- **SOURCE DATA**:
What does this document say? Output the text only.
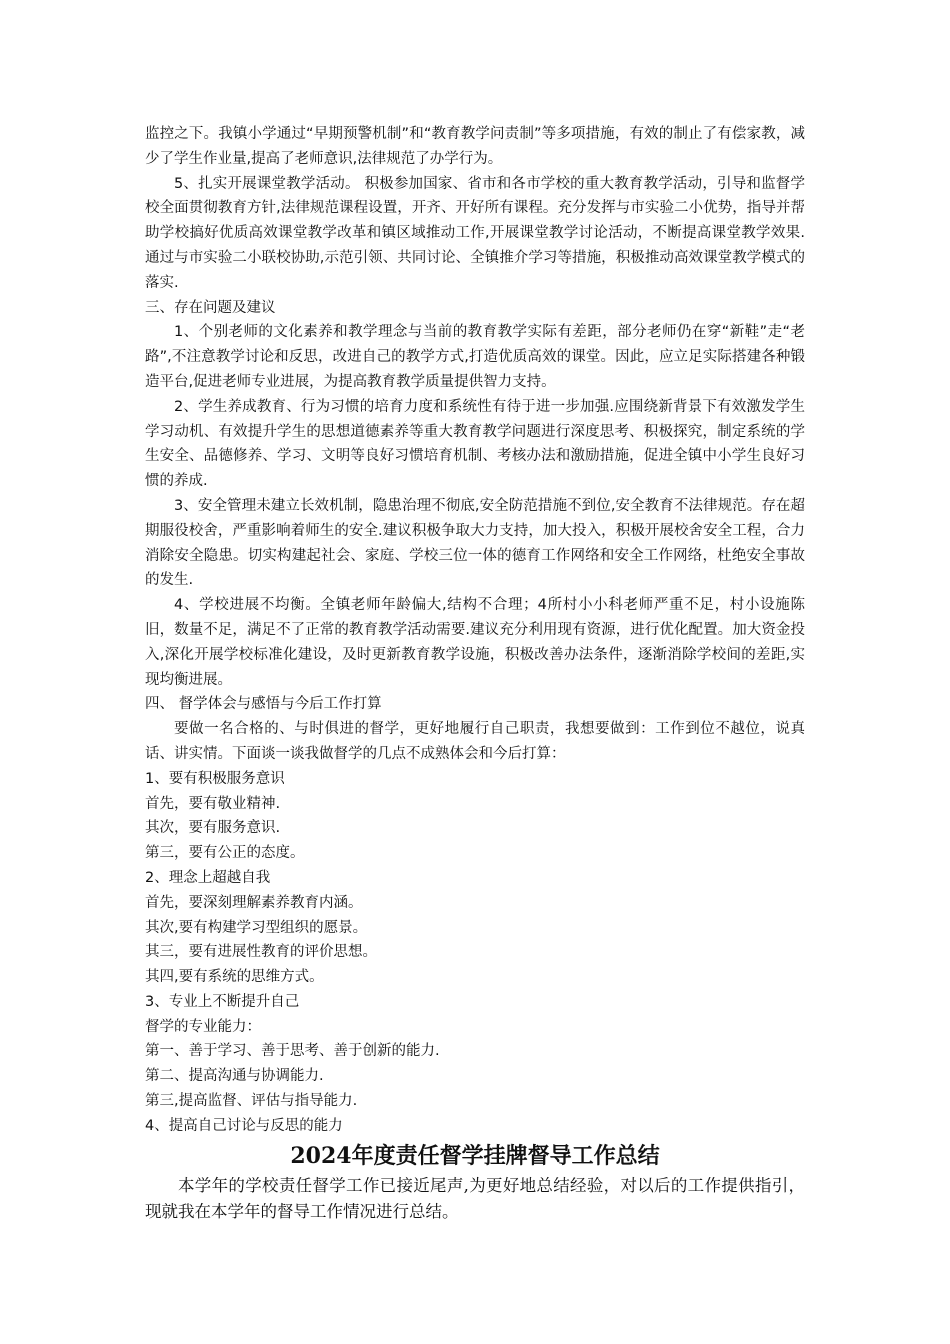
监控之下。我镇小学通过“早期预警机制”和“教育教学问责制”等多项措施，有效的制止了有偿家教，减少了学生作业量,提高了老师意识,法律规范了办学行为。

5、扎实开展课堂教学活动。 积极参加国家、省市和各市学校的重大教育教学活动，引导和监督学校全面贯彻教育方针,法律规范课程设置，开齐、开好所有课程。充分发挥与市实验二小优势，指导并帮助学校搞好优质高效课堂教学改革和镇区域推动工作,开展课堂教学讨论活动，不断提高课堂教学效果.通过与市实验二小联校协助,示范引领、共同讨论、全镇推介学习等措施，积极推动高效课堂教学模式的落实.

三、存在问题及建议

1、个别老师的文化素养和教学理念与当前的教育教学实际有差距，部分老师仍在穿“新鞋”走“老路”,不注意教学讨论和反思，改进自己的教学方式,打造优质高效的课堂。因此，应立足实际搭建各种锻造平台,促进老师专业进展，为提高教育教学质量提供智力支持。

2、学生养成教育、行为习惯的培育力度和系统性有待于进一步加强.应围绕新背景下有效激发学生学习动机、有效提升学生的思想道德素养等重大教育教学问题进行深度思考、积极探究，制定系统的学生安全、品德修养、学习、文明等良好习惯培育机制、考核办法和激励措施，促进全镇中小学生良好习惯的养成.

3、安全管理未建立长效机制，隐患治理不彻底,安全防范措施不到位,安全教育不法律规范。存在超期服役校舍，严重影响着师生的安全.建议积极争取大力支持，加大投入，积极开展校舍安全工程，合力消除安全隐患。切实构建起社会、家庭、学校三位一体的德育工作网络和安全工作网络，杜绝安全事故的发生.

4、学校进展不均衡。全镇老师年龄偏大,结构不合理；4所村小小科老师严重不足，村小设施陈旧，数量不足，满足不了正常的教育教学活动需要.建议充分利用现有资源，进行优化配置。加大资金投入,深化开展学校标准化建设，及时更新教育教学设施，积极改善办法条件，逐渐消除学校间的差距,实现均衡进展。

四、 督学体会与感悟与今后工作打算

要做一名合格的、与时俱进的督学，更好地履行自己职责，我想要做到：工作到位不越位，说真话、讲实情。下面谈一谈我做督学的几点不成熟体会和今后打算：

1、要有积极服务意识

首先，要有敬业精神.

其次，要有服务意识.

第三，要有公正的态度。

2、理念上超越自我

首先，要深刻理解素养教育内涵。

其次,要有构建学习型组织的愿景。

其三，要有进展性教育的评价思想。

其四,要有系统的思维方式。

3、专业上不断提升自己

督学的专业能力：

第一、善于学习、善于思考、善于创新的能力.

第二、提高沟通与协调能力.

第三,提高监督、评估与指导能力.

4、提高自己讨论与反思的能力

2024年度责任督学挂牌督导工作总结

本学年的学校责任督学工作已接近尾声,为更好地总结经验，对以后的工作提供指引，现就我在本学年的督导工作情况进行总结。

- **WHAT THIS TASK INVOLVES**: Output all the records, word for word, with no pictures in the copy.

- **EXERCISE RESULT**:
What does this document say? Output the text only.
监控之下。我镇小学通过“早期预警机制”和“教育教学问责制”等多项措施，有效的制止了有偿家教，减少了学生作业量,提高了老师意识,法律规范了办学行为。

5、扎实开展课堂教学活动。 积极参加国家、省市和各市学校的重大教育教学活动，引导和监督学校全面贯彻教育方针,法律规范课程设置，开齐、开好所有课程。充分发挥与市实验二小优势，指导并帮助学校搞好优质高效课堂教学改革和镇区域推动工作,开展课堂教学讨论活动，不断提高课堂教学效果.通过与市实验二小联校协助,示范引领、共同讨论、全镇推介学习等措施，积极推动高效课堂教学模式的落实.

三、存在问题及建议

1、个别老师的文化素养和教学理念与当前的教育教学实际有差距，部分老师仍在穿“新鞋”走“老路”,不注意教学讨论和反思，改进自己的教学方式,打造优质高效的课堂。因此，应立足实际搭建各种锻造平台,促进老师专业进展，为提高教育教学质量提供智力支持。

2、学生养成教育、行为习惯的培育力度和系统性有待于进一步加强.应围绕新背景下有效激发学生学习动机、有效提升学生的思想道德素养等重大教育教学问题进行深度思考、积极探究，制定系统的学生安全、品德修养、学习、文明等良好习惯培育机制、考核办法和激励措施，促进全镇中小学生良好习惯的养成.

3、安全管理未建立长效机制，隐患治理不彻底,安全防范措施不到位,安全教育不法律规范。存在超期服役校舍，严重影响着师生的安全.建议积极争取大力支持，加大投入，积极开展校舍安全工程，合力消除安全隐患。切实构建起社会、家庭、学校三位一体的德育工作网络和安全工作网络，杜绝安全事故的发生.

4、学校进展不均衡。全镇老师年龄偏大,结构不合理；4所村小小科老师严重不足，村小设施陈旧，数量不足，满足不了正常的教育教学活动需要.建议充分利用现有资源，进行优化配置。加大资金投入,深化开展学校标准化建设，及时更新教育教学设施，积极改善办法条件，逐渐消除学校间的差距,实现均衡进展。

四、 督学体会与感悟与今后工作打算

要做一名合格的、与时俱进的督学，更好地履行自己职责，我想要做到：工作到位不越位，说真话、讲实情。下面谈一谈我做督学的几点不成熟体会和今后打算：

1、要有积极服务意识

首先，要有敬业精神.

其次，要有服务意识.

第三，要有公正的态度。

2、理念上超越自我

首先，要深刻理解素养教育内涵。

其次,要有构建学习型组织的愿景。

其三，要有进展性教育的评价思想。

其四,要有系统的思维方式。

3、专业上不断提升自己

督学的专业能力：

第一、善于学习、善于思考、善于创新的能力.

第二、提高沟通与协调能力.

第三,提高监督、评估与指导能力.

4、提高自己讨论与反思的能力

2024年度责任督学挂牌督导工作总结

本学年的学校责任督学工作已接近尾声,为更好地总结经验，对以后的工作提供指引，现就我在本学年的督导工作情况进行总结。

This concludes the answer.